### [YOUR INSTRUCTIONS]
Search the entries below. Return every line that has "name" in it.

### [SOURCE DATA]
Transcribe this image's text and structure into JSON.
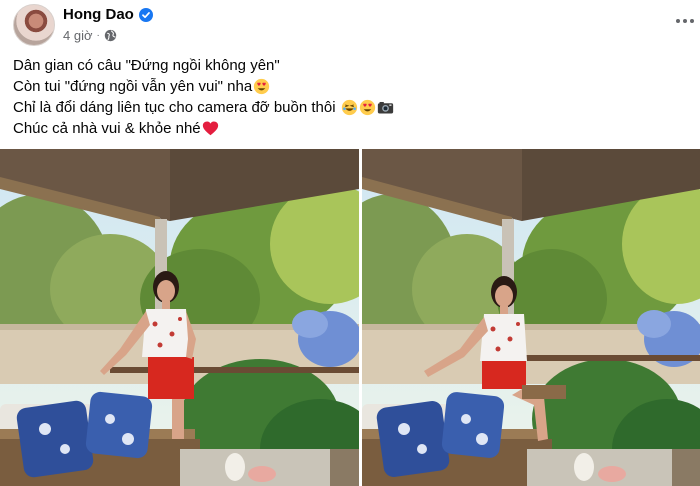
{
  "post": {
    "author": "Hong Dao",
    "timestamp": "4 giờ",
    "separator": "·",
    "privacy_icon": "globe-icon",
    "verified_icon": "verified-badge-icon",
    "more_icon": "more-options-icon",
    "lines": [
      "Dân gian có câu \"Đứng ngồi không yên\"",
      "Còn tui \"đứng ngồi vẫn yên vui\" nha",
      "Chỉ là đổi dáng liên tục cho camera đỡ buồn thôi",
      "Chúc cả nhà vui & khỏe nhé"
    ],
    "emojis": {
      "line2": [
        "heart-eyes-emoji"
      ],
      "line3": [
        "laughing-emoji",
        "heart-eyes-emoji",
        "camera-emoji"
      ],
      "line4": [
        "red-heart-emoji"
      ]
    }
  },
  "photos": [
    {
      "name": "photo-woman-on-patio-1"
    },
    {
      "name": "photo-woman-on-patio-2"
    }
  ],
  "colors": {
    "verified": "#1877f2",
    "secondary_text": "#65676b",
    "heart": "#e41e3f",
    "emoji_yellow": "#ffcc4d"
  }
}
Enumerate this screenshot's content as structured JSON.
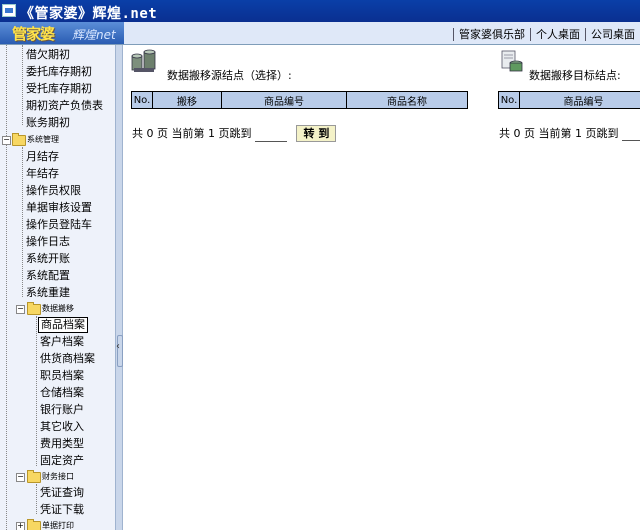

### [WRITTEN RESPONSE]
      "name": "photo-woman-on-patio-1"
      "name": "photo-woman-on-patio-2"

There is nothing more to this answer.